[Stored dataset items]

····················

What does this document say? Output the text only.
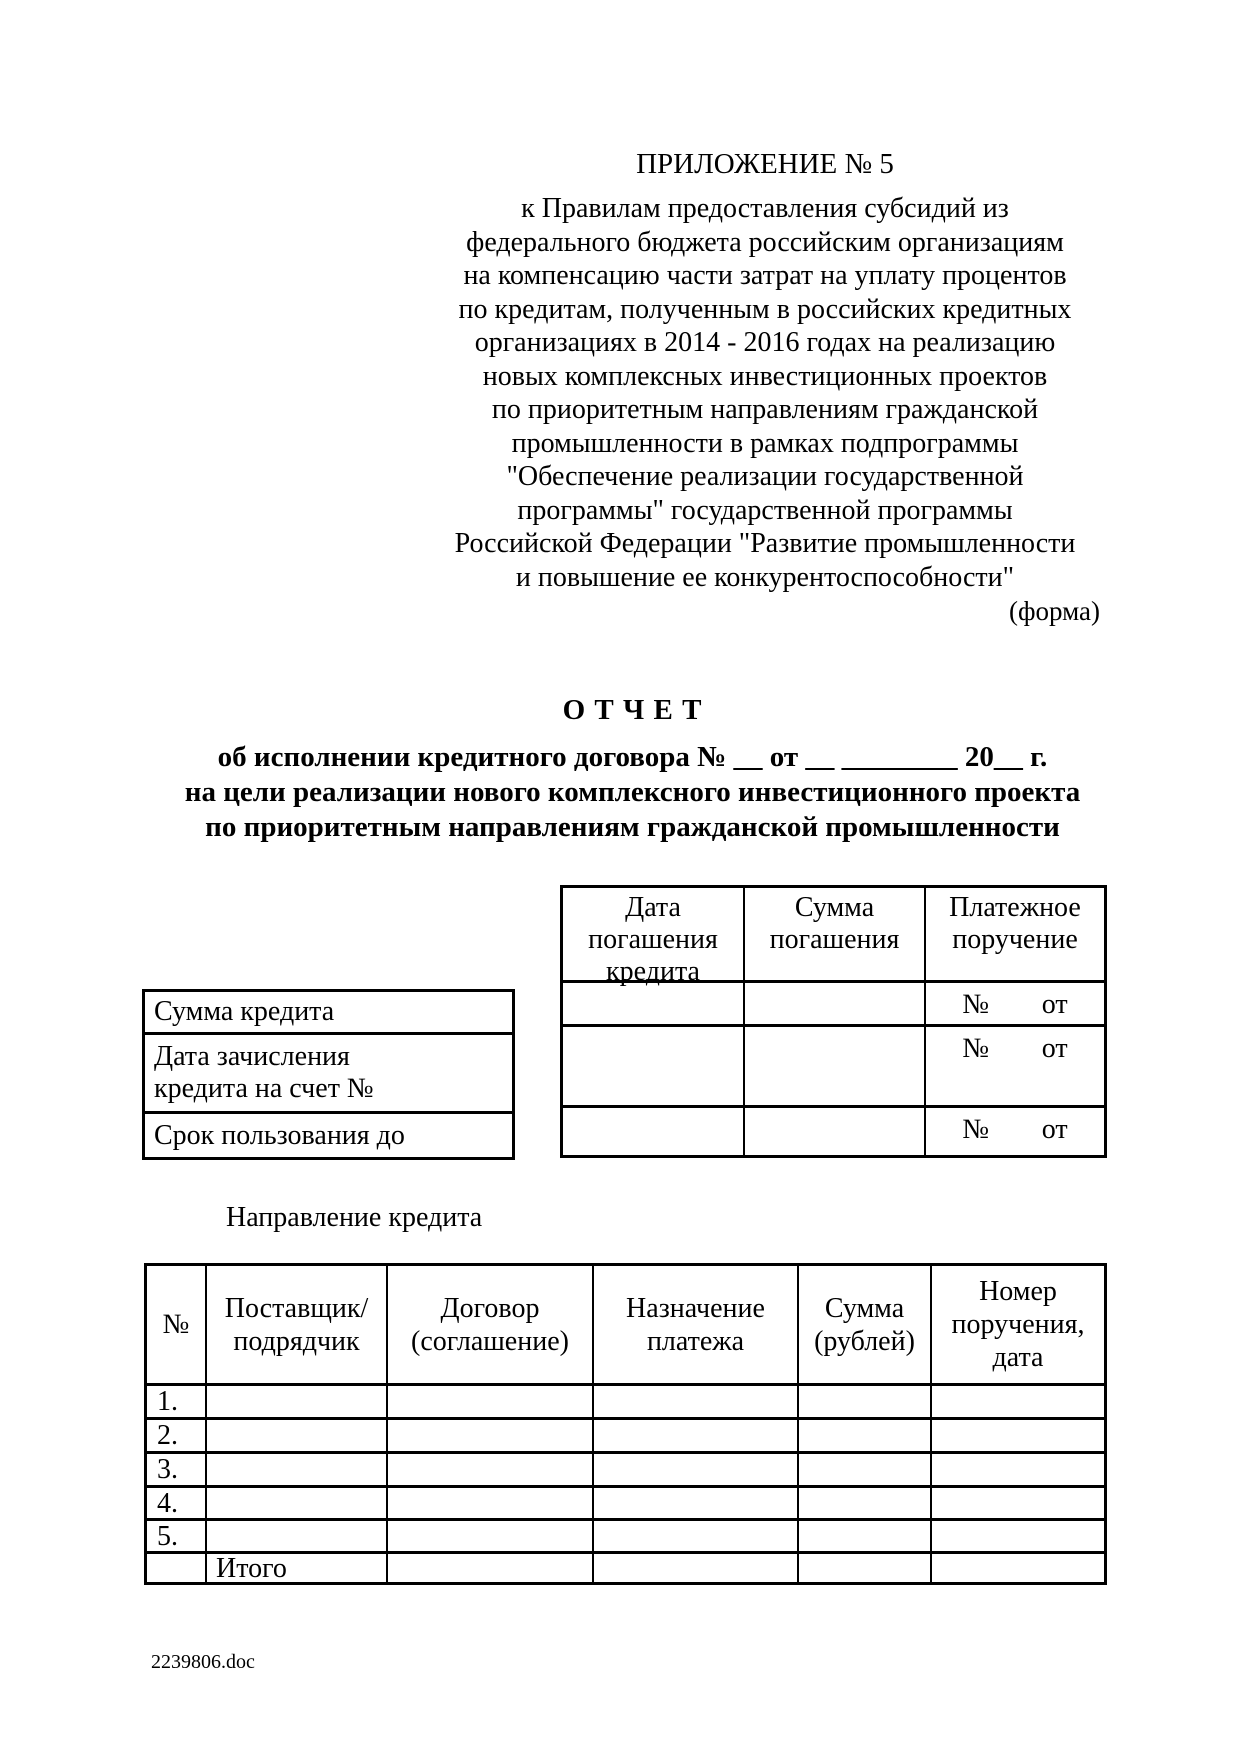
ПРИЛОЖЕНИЕ № 5
к Правилам предоставления субсидий из
федерального бюджета российским организациям
на компенсацию части затрат на уплату процентов
по кредитам, полученным в российских кредитных
организациях в 2014 - 2016 годах на реализацию
новых комплексных инвестиционных проектов
по приоритетным направлениям гражданской
промышленности в рамках подпрограммы
"Обеспечение реализации государственной
программы" государственной программы
Российской Федерации "Развитие промышленности
и повышение ее конкурентоспособности"
(форма)
О Т Ч Е Т
об исполнении кредитного договора № __ от __ ________ 20__ г.
на цели реализации нового комплексного инвестиционного проекта
по приоритетным направлениям гражданской промышленности
Сумма кредита
Дата зачисления кредита на счет №
Срок пользования до
Дата погашения кредита
Сумма погашения
Платежное поручение
№ от
№ от
№ от
Направление кредита
№
Поставщик/ подрядчик
Договор (соглашение)
Назначение платежа
Сумма (рублей)
Номер поручения, дата
1.
2.
3.
4.
5.
Итого
2239806.doc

····················

◆ **TASK BRIEF**: Reproduce all entries exactly. Pictures do not belong in the copy.

◆ **OUTPUT**:
What does this document say? Output the text only.
ПРИЛОЖЕНИЕ № 5
к Правилам предоставления субсидий из
федерального бюджета российским организациям
на компенсацию части затрат на уплату процентов
по кредитам, полученным в российских кредитных
организациях в 2014 - 2016 годах на реализацию
новых комплексных инвестиционных проектов
по приоритетным направлениям гражданской
промышленности в рамках подпрограммы
"Обеспечение реализации государственной
программы" государственной программы
Российской Федерации "Развитие промышленности
и повышение ее конкурентоспособности"
(форма)
О Т Ч Е Т
об исполнении кредитного договора № __ от __ ________ 20__ г.
на цели реализации нового комплексного инвестиционного проекта
по приоритетным направлениям гражданской промышленности
Сумма кредита
Дата зачисления кредита на счет №
Срок пользования до
Дата погашения кредита
Сумма погашения
Платежное поручение
№ от
№ от
№ от
Направление кредита
№
Поставщик/ подрядчик
Договор (соглашение)
Назначение платежа
Сумма (рублей)
Номер поручения, дата
1.
2.
3.
4.
5.
Итого
2239806.doc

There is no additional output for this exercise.